▸ **TEXTO PROPORCIONADO**
Un abrasador día de verano, estaba parada en un semáforo cuando un hombre se acercó a mi auto. Sostenía un cartel que decía: “Sin hogar, con hambre. Por favor, ayúdeme”. Siguió de largo, pero continué mirándolo por mi espejo retrovisor.

Me di cuenta de que, cada pocos pasos, se quedaba dormido donde estaba parado. Sus ojos se cerraban y se balanceaba de un lado a otro. Luego parecía irse de cabeza hacia el piso hasta que algo lo despertaba y seguía adelante.

Tenía los pies cerca de la acera, y me preocupaba que se resbalara y cayera delante de los vehículos que pasaban. Sentí que el Espíritu Santo me invitaba a ayudar. ¿Qué debo hacer, Señor?

La experiencia me decía que ese hombre no estaba agotado por el desgaste que causa no tener donde vivir bajo el ardiente sol de Arizona. Mientras lo observaba desde mi auto con aire acondicionado, recordaba las décadas que había pasado siendo adicta a la heroína, cuando las calles habían sido mi hogar.

Vivía bajo puentes y en casas abandonadas, y me las ingeniaba para hacer dinero en vecindarios conocidos por las drogas y la prostitución. Estaba en las garras de mi adicción y se notaba. Pero allí, en ese semáforo, Dios no me permitió ver solo mi pasado traumático; usó un recuerdo diferente para hablarle a mi corazón.

Me acordé de un día en que estaba parada en un paso de peatones cuando una mujer gritó desde su auto: “Buenos días, hermosa. ¿Tienes hambre?”. No esperó a que yo respondiera. Me miró a los ojos a través de su ventana abierta y dijo: “Jesús te ama, cariño”. Me lanzó una gran sonrisa, me entregó un sándwich caliente para desayunar y un par de dólares. Después se fue. Nunca la volví a ver.

Quienquiera que haya sido había mirado más allá de mi escasa ropa y las marcas de agujas en mis brazos para hacerme saber, de una manera tangible, que Dios me amaba. Recordarla conmovió mi corazón y me animó a hacer lo mismo por ese hombre.

▸ **Datos de análisis del diseño de la página**
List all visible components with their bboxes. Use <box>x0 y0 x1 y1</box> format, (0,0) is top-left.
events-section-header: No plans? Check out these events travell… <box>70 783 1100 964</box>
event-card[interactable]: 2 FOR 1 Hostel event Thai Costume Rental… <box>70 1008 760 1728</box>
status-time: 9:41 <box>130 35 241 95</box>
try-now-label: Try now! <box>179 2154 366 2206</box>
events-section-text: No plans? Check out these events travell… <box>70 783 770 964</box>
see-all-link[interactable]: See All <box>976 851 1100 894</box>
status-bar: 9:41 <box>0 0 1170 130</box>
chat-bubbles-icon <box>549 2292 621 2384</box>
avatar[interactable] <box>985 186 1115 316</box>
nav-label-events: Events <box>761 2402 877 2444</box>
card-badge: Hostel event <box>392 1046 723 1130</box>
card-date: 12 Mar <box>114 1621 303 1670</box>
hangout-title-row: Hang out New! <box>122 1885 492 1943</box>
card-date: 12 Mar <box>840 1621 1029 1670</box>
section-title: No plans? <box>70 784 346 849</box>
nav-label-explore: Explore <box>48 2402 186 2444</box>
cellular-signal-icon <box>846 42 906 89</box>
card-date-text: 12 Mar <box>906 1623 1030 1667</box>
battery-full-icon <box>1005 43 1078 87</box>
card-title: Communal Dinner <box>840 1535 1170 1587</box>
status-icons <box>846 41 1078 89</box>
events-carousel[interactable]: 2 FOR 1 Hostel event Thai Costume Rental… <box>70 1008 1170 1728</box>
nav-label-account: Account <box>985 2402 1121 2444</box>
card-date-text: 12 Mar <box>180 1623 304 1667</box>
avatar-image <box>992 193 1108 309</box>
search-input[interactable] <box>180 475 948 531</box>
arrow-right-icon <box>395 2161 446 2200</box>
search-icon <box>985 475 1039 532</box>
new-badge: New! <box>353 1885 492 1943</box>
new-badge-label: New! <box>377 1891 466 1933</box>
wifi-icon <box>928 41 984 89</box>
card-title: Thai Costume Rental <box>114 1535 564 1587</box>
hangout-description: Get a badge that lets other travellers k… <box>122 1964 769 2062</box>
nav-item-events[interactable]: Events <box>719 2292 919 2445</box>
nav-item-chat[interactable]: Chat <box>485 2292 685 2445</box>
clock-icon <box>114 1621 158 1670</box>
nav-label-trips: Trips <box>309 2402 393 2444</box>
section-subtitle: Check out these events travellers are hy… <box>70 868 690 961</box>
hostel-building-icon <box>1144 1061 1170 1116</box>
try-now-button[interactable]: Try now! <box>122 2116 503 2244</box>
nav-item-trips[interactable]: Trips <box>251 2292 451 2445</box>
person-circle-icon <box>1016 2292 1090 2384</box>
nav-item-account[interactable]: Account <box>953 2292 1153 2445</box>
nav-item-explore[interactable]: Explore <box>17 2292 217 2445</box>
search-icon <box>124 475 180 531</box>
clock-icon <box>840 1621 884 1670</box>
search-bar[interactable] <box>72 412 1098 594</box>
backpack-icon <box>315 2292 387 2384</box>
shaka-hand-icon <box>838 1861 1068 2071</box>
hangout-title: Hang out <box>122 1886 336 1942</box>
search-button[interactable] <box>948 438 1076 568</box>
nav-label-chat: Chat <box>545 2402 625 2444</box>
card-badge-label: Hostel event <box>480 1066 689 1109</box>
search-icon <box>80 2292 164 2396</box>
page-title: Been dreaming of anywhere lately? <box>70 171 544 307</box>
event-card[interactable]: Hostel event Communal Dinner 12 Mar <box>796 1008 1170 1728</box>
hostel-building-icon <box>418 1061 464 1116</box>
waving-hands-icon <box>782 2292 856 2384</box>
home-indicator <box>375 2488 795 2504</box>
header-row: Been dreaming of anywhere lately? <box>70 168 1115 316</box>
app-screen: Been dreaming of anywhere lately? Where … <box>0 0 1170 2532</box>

▸ **CONSIGNA**
Reescribe de forma más breve el párrafo del texto que comienza con «Me acordé de un día» y conserva sus hechos principales.

▸ **RESPUESTA**
Recordé que una vez, mientras estaba parada en un paso de peatones, una mujer me llamó desde su auto, me preguntó si tenía hambre y, sin esperar respuesta, me dijo mirándome a los ojos que Jesús me amaba. Con una gran sonrisa me dio un sándwich caliente para desayunar y un par de dólares, y luego se fue. Nunca volví a verla.